- EXERCISE PROMPT -
Count the lines below that contain the word "vergi", and reply with that number alone.

- RECORDS SUPPLIED -
________________
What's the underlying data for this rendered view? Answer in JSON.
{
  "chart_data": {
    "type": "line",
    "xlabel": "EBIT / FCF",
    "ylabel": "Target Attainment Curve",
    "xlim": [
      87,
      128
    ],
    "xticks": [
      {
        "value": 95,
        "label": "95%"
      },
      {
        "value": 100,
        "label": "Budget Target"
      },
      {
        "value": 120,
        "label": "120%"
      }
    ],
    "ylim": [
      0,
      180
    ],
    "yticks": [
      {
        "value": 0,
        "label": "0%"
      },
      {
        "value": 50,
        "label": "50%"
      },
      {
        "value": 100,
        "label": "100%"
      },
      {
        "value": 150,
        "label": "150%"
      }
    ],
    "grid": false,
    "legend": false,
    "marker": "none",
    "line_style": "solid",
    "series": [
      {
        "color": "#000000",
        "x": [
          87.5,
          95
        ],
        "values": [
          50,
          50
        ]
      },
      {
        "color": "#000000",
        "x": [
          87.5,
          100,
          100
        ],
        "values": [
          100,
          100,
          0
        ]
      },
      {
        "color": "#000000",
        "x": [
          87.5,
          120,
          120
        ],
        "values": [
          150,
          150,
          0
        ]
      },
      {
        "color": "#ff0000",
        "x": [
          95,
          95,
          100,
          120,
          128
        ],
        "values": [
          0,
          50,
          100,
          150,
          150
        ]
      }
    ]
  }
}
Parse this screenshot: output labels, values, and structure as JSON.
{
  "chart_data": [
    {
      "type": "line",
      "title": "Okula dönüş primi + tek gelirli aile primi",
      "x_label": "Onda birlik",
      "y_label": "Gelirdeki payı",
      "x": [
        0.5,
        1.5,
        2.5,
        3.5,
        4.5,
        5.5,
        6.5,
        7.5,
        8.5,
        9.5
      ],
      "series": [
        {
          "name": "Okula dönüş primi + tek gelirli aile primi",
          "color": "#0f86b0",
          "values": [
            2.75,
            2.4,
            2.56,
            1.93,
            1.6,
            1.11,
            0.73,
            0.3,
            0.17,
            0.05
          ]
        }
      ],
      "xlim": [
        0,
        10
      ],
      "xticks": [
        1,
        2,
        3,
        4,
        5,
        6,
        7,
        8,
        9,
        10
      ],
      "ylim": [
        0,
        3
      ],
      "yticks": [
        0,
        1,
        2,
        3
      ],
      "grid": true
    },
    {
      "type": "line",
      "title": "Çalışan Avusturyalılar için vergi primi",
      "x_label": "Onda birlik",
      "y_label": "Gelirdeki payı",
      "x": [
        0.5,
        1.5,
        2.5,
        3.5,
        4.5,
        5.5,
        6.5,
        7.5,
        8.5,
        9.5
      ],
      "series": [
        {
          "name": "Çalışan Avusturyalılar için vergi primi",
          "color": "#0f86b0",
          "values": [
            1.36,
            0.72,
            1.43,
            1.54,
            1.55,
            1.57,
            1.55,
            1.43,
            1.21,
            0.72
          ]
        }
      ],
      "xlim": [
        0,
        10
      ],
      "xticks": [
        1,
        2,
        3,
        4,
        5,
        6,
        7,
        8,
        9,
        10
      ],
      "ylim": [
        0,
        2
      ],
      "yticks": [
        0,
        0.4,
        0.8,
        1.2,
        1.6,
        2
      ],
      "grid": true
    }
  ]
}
________________
- WRITTEN SOLUTION -
2